OBJECTIVE :: Consider the records below. How many of their lines include the word "into"? State the number and nothing else.

INFORMATION GIVEN ::
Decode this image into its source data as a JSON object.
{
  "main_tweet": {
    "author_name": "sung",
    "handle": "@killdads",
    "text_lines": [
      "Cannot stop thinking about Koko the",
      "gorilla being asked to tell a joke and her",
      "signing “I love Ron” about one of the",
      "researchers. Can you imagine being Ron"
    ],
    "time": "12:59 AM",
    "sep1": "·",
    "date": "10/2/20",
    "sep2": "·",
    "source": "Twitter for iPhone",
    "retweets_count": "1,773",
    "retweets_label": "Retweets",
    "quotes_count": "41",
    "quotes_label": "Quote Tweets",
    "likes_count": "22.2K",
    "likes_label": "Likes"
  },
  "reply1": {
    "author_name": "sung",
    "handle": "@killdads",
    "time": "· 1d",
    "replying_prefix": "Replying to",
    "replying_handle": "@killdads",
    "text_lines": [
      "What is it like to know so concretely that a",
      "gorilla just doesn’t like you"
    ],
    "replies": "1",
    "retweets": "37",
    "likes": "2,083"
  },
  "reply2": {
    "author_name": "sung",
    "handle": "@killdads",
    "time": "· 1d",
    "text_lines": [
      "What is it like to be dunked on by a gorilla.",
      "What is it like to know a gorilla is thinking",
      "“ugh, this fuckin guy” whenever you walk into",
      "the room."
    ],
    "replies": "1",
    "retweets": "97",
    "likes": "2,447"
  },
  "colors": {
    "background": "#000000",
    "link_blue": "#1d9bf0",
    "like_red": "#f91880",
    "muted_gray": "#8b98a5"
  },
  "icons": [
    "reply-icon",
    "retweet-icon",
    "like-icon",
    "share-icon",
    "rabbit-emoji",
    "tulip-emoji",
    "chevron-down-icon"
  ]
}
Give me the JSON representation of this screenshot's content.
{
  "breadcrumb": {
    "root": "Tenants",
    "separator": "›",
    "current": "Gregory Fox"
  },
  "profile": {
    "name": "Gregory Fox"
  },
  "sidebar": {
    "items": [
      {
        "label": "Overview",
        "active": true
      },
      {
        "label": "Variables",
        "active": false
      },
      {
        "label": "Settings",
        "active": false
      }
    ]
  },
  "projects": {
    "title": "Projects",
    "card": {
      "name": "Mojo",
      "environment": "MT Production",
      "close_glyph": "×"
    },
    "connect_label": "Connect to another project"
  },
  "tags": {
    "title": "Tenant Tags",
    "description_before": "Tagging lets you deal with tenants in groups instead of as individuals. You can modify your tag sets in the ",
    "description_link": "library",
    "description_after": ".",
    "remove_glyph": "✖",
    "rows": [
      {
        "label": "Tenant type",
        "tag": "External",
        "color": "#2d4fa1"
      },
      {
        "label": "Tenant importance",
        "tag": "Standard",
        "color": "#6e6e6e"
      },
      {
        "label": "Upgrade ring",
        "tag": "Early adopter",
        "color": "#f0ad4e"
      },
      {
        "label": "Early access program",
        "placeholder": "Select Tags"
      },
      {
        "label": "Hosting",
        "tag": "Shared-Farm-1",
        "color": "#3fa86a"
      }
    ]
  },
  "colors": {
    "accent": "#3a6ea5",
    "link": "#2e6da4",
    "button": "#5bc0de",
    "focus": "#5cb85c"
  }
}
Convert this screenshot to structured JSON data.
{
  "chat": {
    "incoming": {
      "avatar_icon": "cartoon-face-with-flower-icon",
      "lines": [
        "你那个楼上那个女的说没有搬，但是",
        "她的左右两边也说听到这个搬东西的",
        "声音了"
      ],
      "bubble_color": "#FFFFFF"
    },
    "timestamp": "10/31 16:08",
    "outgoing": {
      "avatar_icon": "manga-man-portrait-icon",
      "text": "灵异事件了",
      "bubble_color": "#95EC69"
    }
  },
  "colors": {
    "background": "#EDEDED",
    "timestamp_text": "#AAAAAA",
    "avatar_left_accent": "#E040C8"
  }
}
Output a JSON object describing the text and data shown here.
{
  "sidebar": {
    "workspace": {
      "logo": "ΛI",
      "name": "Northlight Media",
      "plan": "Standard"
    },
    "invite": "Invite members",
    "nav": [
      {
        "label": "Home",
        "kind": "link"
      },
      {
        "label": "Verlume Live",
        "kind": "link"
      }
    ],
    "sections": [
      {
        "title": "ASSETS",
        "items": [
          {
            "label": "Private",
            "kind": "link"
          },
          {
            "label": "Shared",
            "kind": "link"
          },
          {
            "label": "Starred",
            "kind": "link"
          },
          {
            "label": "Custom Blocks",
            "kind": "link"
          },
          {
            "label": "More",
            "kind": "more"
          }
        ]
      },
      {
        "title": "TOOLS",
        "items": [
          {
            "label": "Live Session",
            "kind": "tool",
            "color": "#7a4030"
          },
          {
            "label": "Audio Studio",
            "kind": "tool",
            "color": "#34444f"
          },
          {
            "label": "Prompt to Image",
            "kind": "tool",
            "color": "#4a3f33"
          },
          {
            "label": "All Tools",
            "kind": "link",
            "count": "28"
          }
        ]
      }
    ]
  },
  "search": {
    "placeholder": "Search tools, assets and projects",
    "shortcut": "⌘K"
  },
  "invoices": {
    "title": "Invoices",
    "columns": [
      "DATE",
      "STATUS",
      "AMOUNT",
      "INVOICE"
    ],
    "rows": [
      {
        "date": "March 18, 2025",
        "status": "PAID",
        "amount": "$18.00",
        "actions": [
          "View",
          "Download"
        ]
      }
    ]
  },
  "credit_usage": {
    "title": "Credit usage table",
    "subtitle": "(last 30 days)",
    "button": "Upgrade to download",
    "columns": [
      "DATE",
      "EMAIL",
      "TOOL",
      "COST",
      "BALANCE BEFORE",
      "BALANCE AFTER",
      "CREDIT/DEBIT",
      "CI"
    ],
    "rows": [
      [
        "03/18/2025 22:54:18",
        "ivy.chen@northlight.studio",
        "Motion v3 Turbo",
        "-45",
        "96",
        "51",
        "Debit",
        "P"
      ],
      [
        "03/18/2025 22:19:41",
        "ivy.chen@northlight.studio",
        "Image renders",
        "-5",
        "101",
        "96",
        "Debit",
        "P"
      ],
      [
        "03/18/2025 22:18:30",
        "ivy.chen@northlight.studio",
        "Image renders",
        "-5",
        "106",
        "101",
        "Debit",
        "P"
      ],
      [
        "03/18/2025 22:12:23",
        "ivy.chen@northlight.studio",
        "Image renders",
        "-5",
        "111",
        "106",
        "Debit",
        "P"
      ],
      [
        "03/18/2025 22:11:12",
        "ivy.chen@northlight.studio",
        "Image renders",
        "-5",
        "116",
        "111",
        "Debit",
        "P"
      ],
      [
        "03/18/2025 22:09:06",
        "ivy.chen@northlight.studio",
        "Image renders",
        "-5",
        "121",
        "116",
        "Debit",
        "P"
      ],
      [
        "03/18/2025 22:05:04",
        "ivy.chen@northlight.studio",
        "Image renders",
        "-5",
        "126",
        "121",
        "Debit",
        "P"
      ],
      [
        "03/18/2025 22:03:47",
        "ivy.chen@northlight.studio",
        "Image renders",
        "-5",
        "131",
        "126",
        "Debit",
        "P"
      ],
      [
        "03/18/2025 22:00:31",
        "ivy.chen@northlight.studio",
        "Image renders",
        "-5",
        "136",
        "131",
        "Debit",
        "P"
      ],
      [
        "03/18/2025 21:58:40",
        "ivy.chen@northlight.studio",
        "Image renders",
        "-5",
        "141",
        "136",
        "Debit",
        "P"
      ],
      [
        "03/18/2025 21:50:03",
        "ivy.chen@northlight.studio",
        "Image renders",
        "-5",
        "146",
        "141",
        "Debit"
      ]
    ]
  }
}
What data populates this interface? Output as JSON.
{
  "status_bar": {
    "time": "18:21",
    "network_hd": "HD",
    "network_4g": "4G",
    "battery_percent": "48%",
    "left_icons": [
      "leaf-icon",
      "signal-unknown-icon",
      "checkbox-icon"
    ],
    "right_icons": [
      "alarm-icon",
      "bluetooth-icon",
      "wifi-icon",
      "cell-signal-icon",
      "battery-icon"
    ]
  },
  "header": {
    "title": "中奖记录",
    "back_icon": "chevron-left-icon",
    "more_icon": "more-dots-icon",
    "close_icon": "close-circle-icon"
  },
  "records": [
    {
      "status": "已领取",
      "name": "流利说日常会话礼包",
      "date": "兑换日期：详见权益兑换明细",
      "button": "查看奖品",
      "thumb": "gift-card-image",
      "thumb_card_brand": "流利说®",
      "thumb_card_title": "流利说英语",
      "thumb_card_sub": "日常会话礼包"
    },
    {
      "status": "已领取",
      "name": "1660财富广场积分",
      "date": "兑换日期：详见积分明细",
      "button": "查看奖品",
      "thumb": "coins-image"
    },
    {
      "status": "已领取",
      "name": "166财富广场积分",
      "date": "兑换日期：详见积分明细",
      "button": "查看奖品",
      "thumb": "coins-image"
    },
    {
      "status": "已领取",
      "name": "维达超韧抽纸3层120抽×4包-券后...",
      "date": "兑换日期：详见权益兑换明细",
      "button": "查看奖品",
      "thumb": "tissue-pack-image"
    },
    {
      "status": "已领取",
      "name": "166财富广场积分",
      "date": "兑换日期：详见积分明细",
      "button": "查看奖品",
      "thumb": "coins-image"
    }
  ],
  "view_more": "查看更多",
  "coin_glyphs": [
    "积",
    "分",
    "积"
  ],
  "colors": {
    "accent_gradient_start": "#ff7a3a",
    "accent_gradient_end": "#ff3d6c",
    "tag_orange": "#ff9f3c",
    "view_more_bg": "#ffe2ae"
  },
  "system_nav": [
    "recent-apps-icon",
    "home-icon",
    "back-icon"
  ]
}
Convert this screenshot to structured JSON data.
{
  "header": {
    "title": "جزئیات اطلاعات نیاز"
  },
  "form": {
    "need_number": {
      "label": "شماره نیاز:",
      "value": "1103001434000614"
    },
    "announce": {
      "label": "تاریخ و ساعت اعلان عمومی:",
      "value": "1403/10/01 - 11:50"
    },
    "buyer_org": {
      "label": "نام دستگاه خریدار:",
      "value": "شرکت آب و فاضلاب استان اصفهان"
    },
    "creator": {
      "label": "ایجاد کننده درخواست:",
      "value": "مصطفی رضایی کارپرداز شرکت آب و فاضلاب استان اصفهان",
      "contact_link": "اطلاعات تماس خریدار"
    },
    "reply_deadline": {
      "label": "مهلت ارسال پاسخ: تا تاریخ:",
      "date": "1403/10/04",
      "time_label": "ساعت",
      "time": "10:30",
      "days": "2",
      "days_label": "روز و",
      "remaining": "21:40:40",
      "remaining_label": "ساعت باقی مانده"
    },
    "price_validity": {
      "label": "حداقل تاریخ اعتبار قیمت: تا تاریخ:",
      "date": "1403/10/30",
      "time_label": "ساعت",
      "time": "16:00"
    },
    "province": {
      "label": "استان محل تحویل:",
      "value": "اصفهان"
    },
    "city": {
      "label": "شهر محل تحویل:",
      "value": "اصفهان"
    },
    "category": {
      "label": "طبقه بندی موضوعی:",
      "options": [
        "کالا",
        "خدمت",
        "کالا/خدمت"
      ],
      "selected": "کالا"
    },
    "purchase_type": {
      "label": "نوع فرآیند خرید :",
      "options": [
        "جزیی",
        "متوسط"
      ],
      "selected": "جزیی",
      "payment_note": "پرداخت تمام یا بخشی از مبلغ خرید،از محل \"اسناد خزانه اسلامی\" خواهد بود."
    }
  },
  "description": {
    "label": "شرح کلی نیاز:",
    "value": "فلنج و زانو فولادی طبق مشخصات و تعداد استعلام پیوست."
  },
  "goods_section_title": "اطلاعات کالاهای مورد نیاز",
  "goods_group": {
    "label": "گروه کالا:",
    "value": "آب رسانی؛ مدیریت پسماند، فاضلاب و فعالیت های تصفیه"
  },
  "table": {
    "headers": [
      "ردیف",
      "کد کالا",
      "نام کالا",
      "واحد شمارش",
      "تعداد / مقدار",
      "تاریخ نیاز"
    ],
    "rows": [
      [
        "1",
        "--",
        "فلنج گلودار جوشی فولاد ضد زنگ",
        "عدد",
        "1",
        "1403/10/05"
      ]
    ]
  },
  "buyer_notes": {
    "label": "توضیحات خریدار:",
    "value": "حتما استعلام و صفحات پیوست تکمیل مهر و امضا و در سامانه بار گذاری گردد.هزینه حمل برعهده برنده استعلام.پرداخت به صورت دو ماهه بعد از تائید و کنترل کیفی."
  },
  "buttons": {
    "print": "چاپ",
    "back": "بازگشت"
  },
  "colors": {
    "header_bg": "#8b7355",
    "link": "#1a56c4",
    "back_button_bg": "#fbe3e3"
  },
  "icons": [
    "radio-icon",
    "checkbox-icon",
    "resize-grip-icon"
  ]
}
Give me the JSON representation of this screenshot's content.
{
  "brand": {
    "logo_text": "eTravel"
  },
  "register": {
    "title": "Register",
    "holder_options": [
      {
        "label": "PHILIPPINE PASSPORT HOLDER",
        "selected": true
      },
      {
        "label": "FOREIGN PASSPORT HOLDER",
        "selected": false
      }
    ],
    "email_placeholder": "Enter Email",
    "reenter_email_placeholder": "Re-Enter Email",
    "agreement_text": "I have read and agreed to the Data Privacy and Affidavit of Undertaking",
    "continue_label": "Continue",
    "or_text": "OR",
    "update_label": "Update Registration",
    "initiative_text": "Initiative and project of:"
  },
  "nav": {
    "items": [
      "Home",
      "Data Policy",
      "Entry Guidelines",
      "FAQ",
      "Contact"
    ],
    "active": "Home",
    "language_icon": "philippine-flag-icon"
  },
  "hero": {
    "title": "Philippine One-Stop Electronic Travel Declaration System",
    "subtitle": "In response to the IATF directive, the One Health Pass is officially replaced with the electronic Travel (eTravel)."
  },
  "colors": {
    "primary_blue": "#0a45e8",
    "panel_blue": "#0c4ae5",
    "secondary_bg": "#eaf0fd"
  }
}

THE SOLUTION :: 2